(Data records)

# # # #

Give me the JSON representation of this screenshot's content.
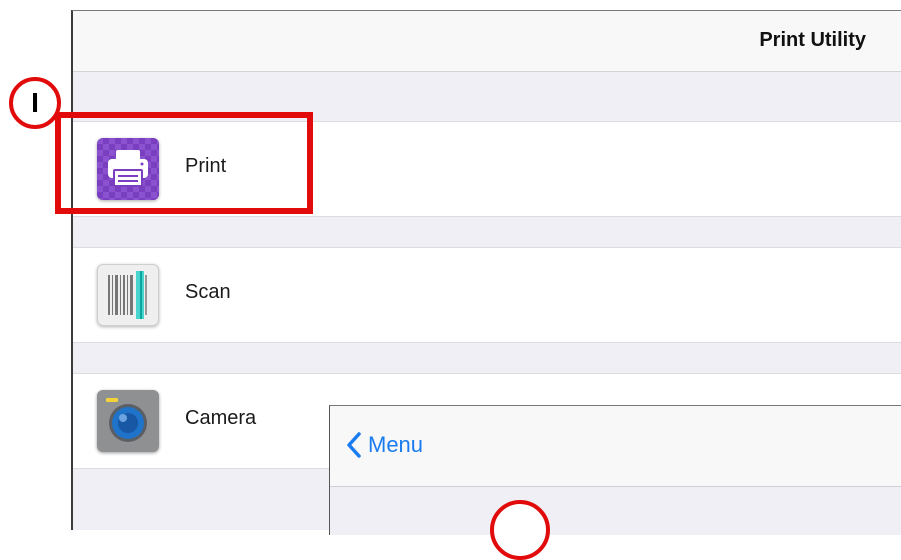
{
  "nav": {
    "title": "Print Utility"
  },
  "menu": {
    "items": [
      {
        "label": "Print",
        "icon": "printer-icon"
      },
      {
        "label": "Scan",
        "icon": "scanner-icon"
      },
      {
        "label": "Camera",
        "icon": "camera-icon"
      }
    ]
  },
  "overlay": {
    "back_label": "Menu"
  },
  "callouts": {
    "step1": "I"
  },
  "colors": {
    "highlight": "#e10b0b",
    "ios_blue": "#1a7cf0",
    "print_icon_bg": "#7a3fc1"
  }
}
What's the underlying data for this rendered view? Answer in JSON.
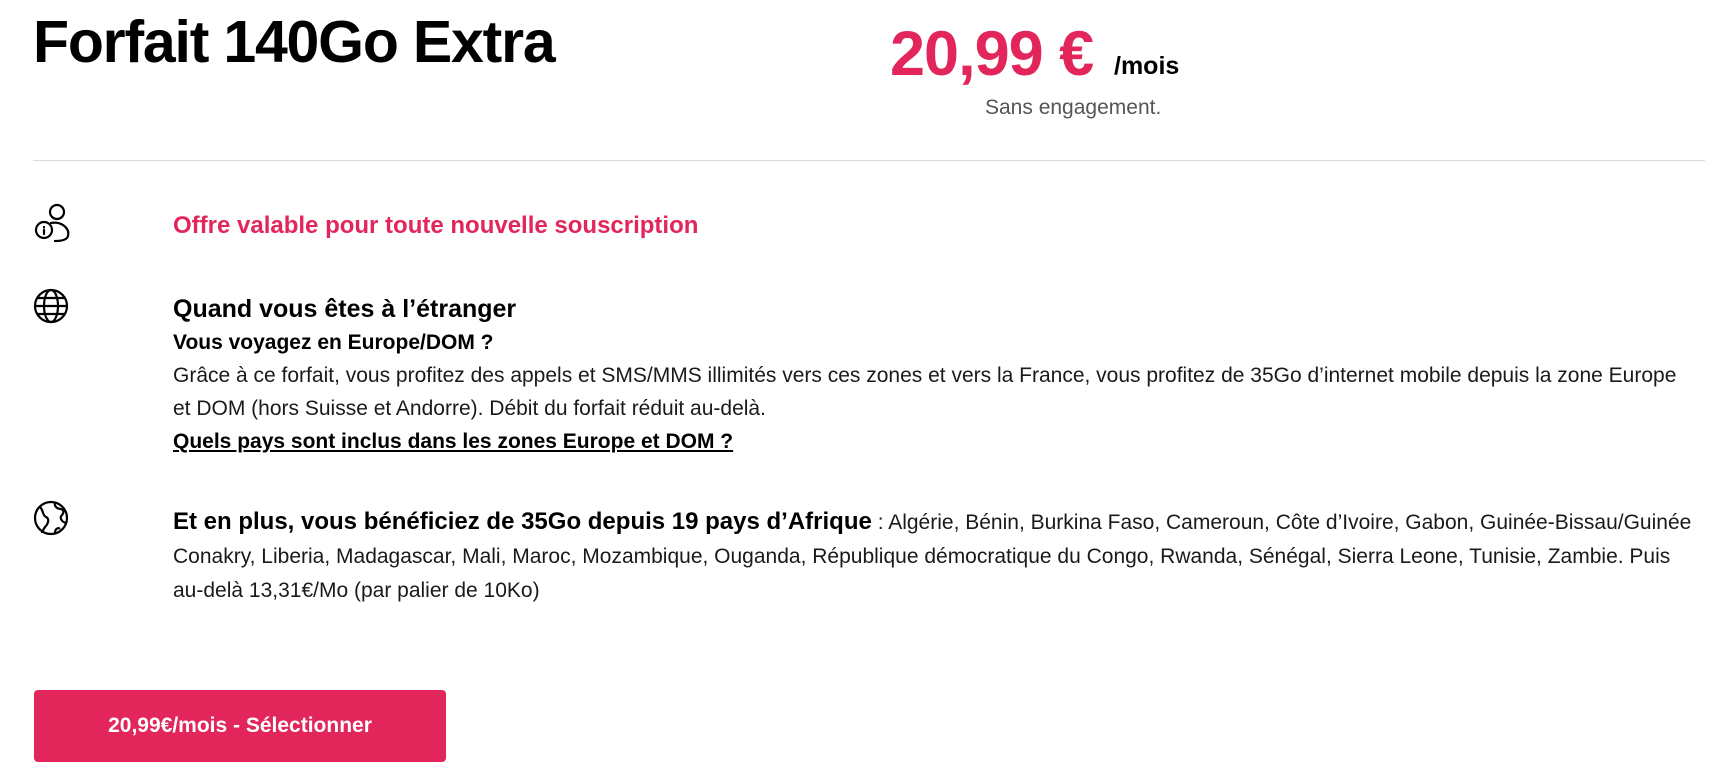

# # # #

* _Stated goal_
Write out all the records again, exactly, minus any pictures.

* _The response_
Give me the JSON representation of this screenshot's content.
{
  "nav": {
    "title": "Print Utility"
  },
  "menu": {
    "items": [
      {
        "label": "Print",
        "icon": "printer-icon"
      },
      {
        "label": "Scan",
        "icon": "scanner-icon"
      },
      {
        "label": "Camera",
        "icon": "camera-icon"
      }
    ]
  },
  "overlay": {
    "back_label": "Menu"
  },
  "callouts": {
    "step1": "I"
  },
  "colors": {
    "highlight": "#e10b0b",
    "ios_blue": "#1a7cf0",
    "print_icon_bg": "#7a3fc1"
  }
}
What's the underlying data for this rendered view? Answer in JSON.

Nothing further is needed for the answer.